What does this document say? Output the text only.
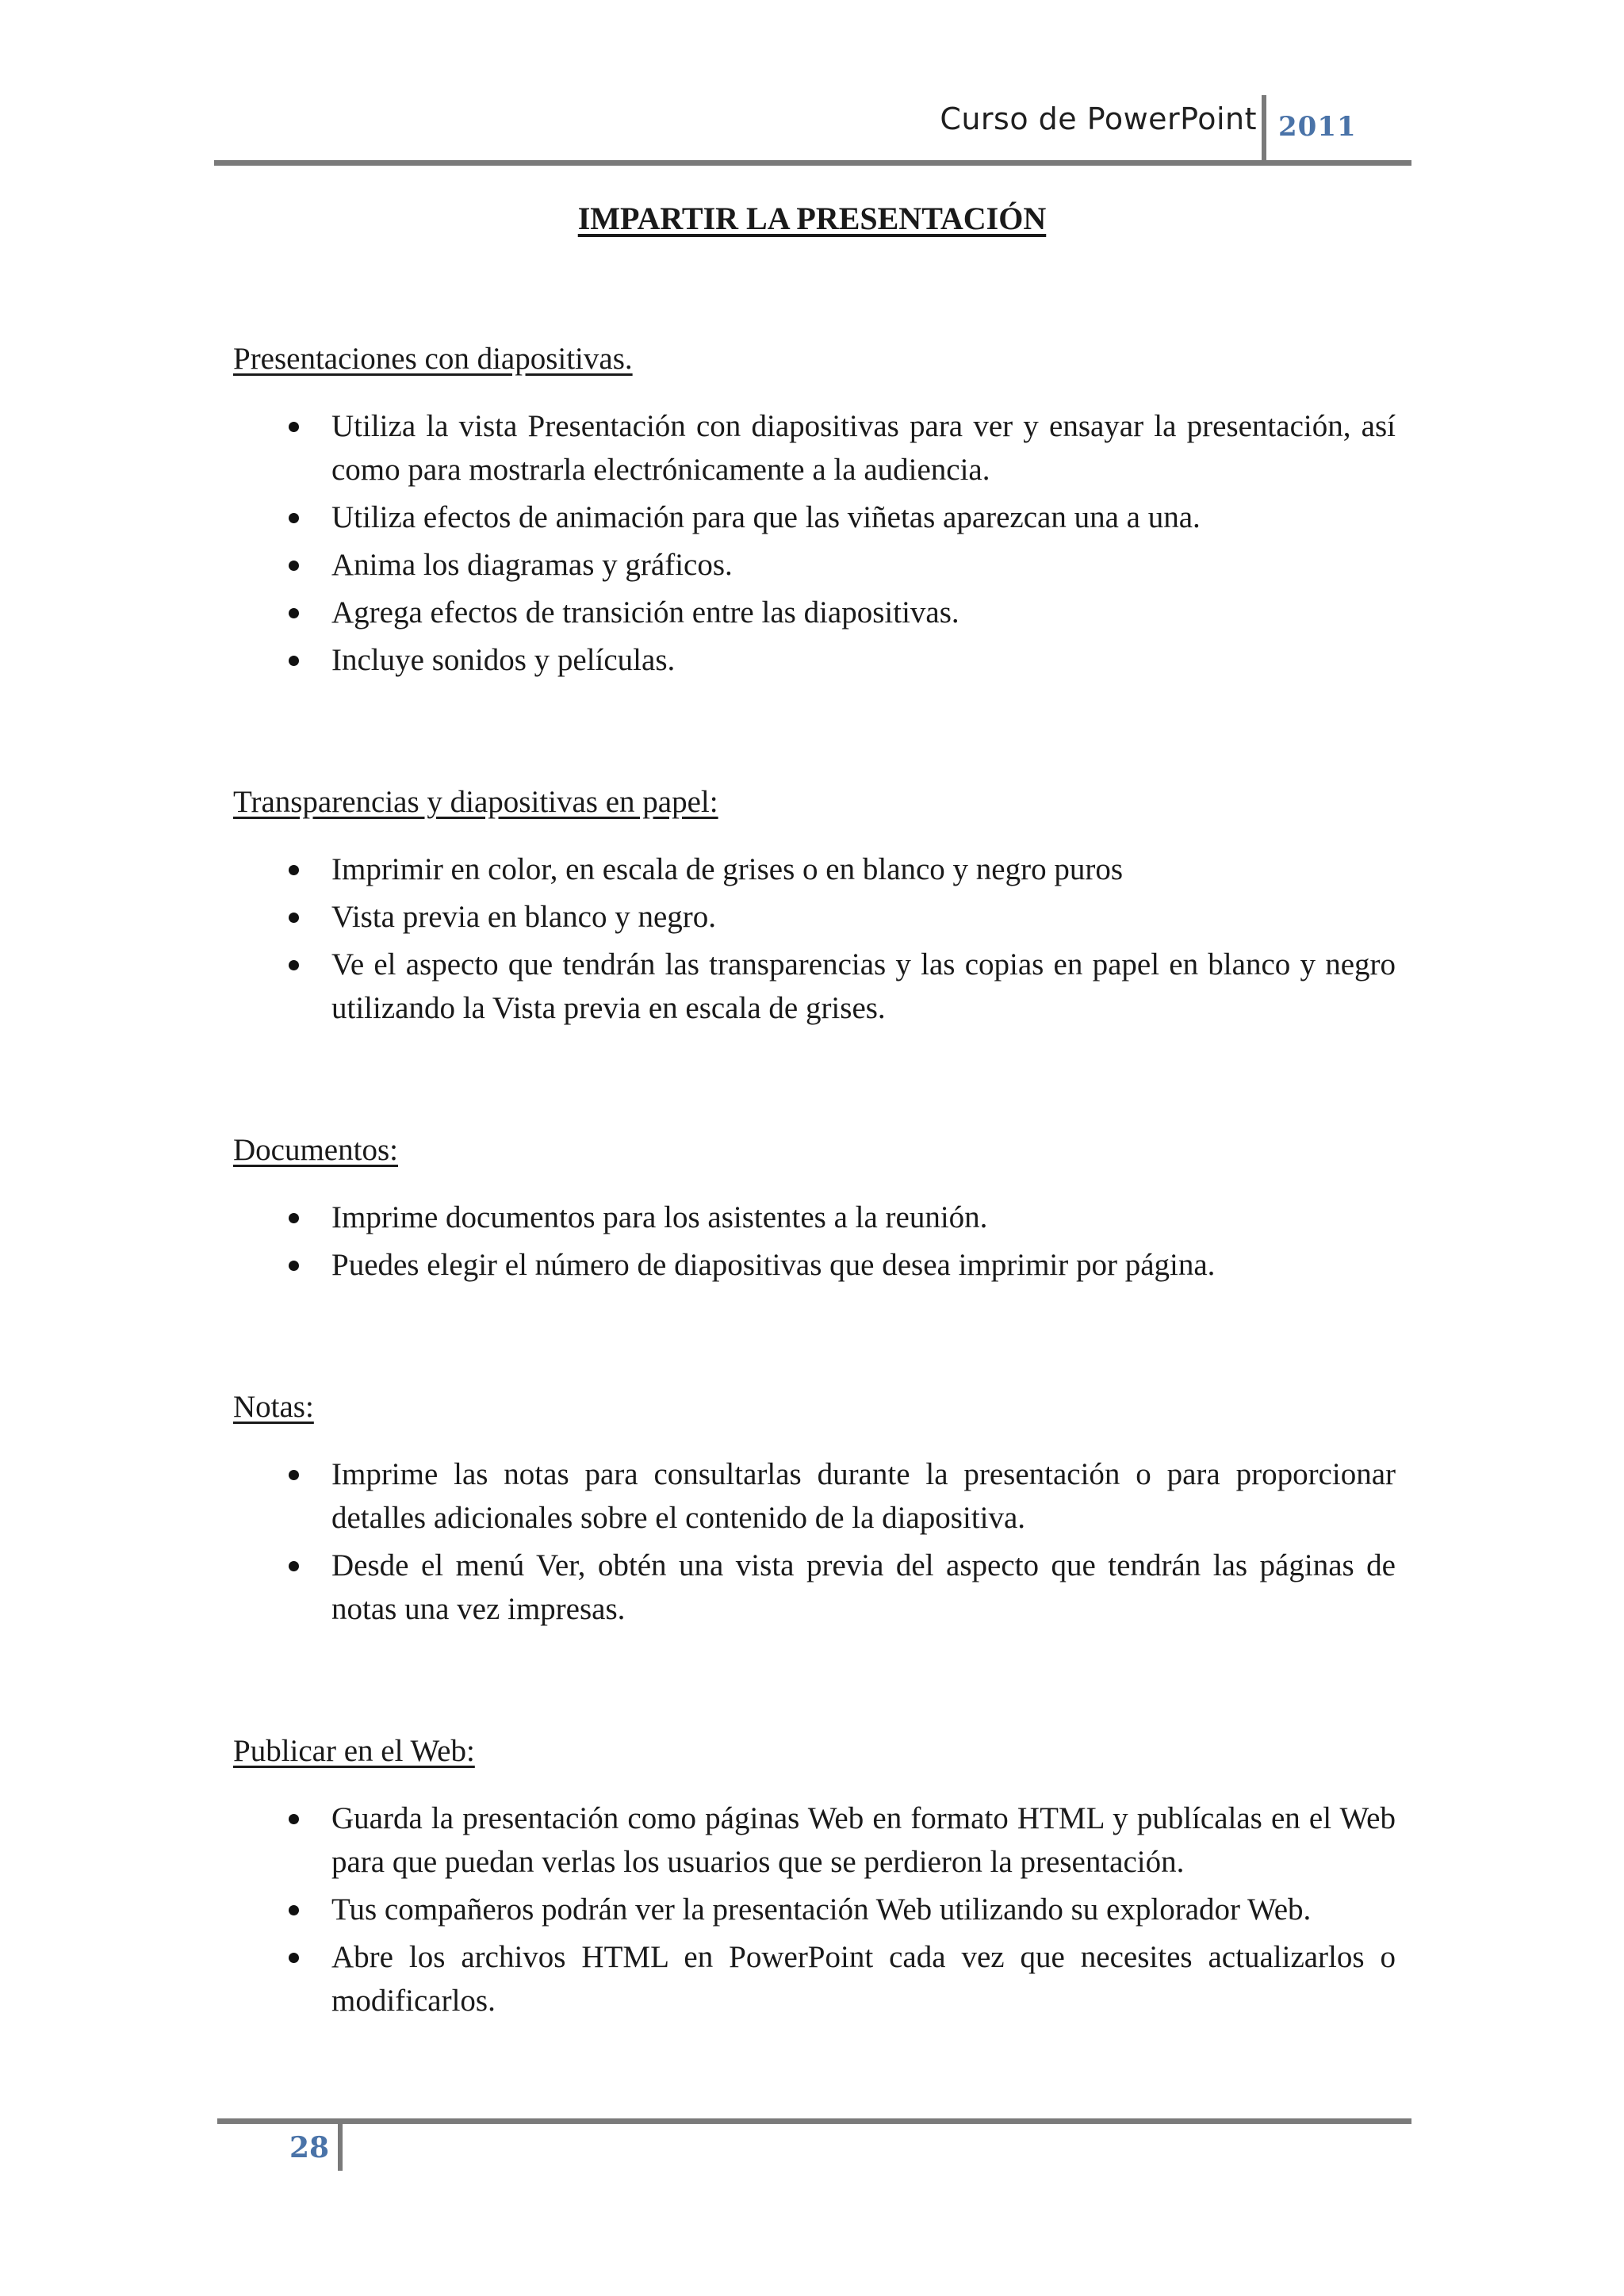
Curso de PowerPoint 2011
IMPARTIR LA PRESENTACIÓN
Presentaciones con diapositivas.
Utiliza la vista Presentación con diapositivas para ver y ensayar la presentación, así como para mostrarla electrónicamente a la audiencia.
Utiliza efectos de animación para que las viñetas aparezcan una a una.
Anima los diagramas y gráficos.
Agrega efectos de transición entre las diapositivas.
Incluye sonidos y películas.
Transparencias y diapositivas en papel:
Imprimir en color, en escala de grises o en blanco y negro puros
Vista previa en blanco y negro.
Ve el aspecto que tendrán las transparencias y las copias en papel en blanco y negro utilizando la Vista previa en escala de grises.
Documentos:
Imprime documentos para los asistentes a la reunión.
Puedes elegir el número de diapositivas que desea imprimir por página.
Notas:
Imprime las notas para consultarlas durante la presentación o para proporcionar detalles adicionales sobre el contenido de la diapositiva.
Desde el menú Ver, obtén una vista previa del aspecto que tendrán las páginas de notas una vez impresas.
Publicar en el Web:
Guarda la presentación como páginas Web en formato HTML y publícalas en el Web para que puedan verlas los usuarios que se perdieron la presentación.
Tus compañeros podrán ver la presentación Web utilizando su explorador Web.
Abre los archivos HTML en PowerPoint cada vez que necesites actualizarlos o modificarlos.
28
---------------
Check every line of the records above for the string "previa" and say how many contain it, giving the number alone.

— Task response —
3